• **WHAT THE EXERCISE ASKS**
Return verbatim the items from the line containing "List each element" through the line containing "Point [486, 382, 509, 396]", with both of those lines included.
>> Start DATASET EXTRACT
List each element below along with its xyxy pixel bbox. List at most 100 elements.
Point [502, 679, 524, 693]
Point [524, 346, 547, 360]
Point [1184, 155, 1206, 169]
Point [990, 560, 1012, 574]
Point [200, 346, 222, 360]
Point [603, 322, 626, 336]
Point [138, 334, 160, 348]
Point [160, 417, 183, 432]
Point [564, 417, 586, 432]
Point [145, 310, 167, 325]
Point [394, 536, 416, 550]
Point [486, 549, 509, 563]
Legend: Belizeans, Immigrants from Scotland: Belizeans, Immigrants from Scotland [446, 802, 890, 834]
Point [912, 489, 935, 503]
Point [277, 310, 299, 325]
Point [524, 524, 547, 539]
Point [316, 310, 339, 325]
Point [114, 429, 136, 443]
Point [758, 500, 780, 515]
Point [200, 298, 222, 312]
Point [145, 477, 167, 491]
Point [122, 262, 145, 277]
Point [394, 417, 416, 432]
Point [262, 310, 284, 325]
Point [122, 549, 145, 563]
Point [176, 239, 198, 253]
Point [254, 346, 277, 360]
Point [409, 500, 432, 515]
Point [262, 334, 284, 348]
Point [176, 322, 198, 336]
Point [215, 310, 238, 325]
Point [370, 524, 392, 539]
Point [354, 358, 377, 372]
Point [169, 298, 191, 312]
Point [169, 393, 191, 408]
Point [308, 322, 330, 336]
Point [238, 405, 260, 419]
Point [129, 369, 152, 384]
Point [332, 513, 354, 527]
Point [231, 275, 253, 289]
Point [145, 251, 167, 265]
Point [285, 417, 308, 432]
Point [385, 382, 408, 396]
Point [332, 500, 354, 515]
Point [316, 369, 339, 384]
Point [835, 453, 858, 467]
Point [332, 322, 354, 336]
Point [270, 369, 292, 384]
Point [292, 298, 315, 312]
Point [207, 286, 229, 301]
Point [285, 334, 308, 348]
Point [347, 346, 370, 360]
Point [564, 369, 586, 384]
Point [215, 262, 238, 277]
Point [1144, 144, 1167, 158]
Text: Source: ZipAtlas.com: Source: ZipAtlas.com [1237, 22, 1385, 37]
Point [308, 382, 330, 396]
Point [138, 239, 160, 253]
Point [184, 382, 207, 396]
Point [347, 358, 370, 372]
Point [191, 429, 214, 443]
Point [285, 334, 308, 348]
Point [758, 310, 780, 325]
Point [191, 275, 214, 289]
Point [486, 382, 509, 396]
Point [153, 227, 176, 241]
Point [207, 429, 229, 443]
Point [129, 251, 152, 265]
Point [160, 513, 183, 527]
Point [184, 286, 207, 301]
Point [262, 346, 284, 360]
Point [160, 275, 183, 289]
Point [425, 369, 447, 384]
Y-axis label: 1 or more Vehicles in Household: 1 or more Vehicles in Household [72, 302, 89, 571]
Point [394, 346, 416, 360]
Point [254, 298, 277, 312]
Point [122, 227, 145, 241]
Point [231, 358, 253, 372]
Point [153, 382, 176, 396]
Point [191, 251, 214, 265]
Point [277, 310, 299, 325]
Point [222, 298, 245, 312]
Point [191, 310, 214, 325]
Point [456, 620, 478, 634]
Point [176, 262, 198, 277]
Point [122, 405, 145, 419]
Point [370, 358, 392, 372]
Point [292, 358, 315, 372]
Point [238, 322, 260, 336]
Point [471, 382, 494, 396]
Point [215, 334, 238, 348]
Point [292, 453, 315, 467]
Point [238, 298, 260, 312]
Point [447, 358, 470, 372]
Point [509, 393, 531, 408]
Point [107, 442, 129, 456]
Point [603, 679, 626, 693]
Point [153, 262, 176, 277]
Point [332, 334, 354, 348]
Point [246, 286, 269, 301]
>> End DATASET EXTRACT
>> Start DATASET EXTRACT
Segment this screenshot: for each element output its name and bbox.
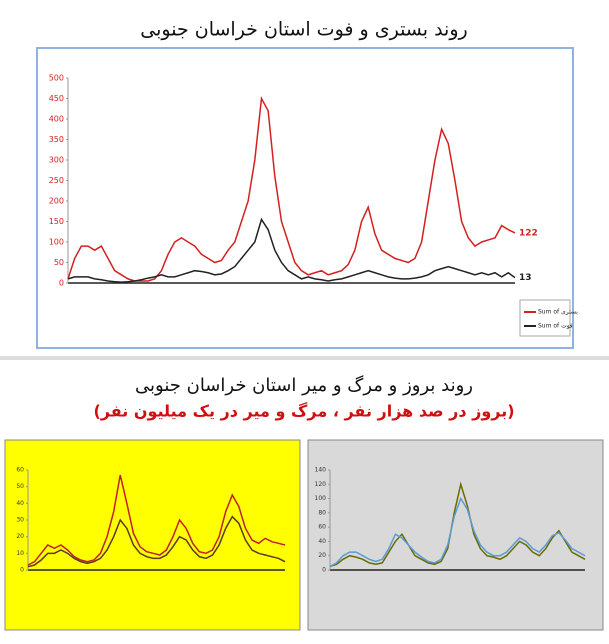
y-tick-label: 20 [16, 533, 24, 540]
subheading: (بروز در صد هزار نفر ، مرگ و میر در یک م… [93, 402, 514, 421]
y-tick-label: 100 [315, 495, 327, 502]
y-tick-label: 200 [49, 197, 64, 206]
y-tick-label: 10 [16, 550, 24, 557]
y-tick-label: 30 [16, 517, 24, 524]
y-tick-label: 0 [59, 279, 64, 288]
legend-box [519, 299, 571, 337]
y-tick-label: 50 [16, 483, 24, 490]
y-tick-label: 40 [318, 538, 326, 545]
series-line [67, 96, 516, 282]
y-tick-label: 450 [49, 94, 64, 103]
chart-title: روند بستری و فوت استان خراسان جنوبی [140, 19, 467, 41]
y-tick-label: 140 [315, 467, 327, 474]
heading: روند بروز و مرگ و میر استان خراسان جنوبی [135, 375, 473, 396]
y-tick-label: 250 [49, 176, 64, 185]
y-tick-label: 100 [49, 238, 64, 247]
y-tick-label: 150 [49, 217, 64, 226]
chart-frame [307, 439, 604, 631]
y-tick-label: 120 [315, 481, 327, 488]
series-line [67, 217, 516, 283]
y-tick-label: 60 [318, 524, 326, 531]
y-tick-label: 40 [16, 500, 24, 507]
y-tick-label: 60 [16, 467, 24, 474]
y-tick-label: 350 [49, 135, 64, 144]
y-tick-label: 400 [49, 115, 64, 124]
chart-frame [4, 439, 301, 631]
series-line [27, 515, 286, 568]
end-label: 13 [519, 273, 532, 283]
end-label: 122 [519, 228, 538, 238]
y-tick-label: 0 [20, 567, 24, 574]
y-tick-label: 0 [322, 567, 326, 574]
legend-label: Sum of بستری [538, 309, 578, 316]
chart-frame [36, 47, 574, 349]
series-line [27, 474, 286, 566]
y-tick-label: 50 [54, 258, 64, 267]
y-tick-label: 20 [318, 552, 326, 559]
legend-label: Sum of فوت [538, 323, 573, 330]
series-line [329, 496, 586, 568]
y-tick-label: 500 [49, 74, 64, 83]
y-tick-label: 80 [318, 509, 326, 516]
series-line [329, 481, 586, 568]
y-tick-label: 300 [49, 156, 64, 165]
>> End DATASET EXTRACT
• **WORKED SOLUTION**
List each element below along with its xyxy pixel bbox. List at most 100 elements.
Point [502, 679, 524, 693]
Point [524, 346, 547, 360]
Point [1184, 155, 1206, 169]
Point [990, 560, 1012, 574]
Point [200, 346, 222, 360]
Point [603, 322, 626, 336]
Point [138, 334, 160, 348]
Point [160, 417, 183, 432]
Point [564, 417, 586, 432]
Point [145, 310, 167, 325]
Point [394, 536, 416, 550]
Point [486, 549, 509, 563]
Legend: Belizeans, Immigrants from Scotland: Belizeans, Immigrants from Scotland [446, 802, 890, 834]
Point [912, 489, 935, 503]
Point [277, 310, 299, 325]
Point [524, 524, 547, 539]
Point [316, 310, 339, 325]
Point [114, 429, 136, 443]
Point [758, 500, 780, 515]
Point [200, 298, 222, 312]
Point [145, 477, 167, 491]
Point [122, 262, 145, 277]
Point [394, 417, 416, 432]
Point [262, 310, 284, 325]
Point [122, 549, 145, 563]
Point [176, 239, 198, 253]
Point [254, 346, 277, 360]
Point [409, 500, 432, 515]
Point [262, 334, 284, 348]
Point [176, 322, 198, 336]
Point [215, 310, 238, 325]
Point [370, 524, 392, 539]
Point [354, 358, 377, 372]
Point [169, 298, 191, 312]
Point [169, 393, 191, 408]
Point [308, 322, 330, 336]
Point [238, 405, 260, 419]
Point [129, 369, 152, 384]
Point [332, 513, 354, 527]
Point [231, 275, 253, 289]
Point [145, 251, 167, 265]
Point [285, 417, 308, 432]
Point [385, 382, 408, 396]
Point [332, 500, 354, 515]
Point [316, 369, 339, 384]
Point [835, 453, 858, 467]
Point [332, 322, 354, 336]
Point [270, 369, 292, 384]
Point [292, 298, 315, 312]
Point [207, 286, 229, 301]
Point [285, 334, 308, 348]
Point [347, 346, 370, 360]
Point [564, 369, 586, 384]
Point [215, 262, 238, 277]
Point [1144, 144, 1167, 158]
Text: Source: ZipAtlas.com: Source: ZipAtlas.com [1237, 22, 1385, 37]
Point [308, 382, 330, 396]
Point [138, 239, 160, 253]
Point [184, 382, 207, 396]
Point [347, 358, 370, 372]
Point [191, 429, 214, 443]
Point [285, 334, 308, 348]
Point [758, 310, 780, 325]
Point [191, 275, 214, 289]
Point [486, 382, 509, 396]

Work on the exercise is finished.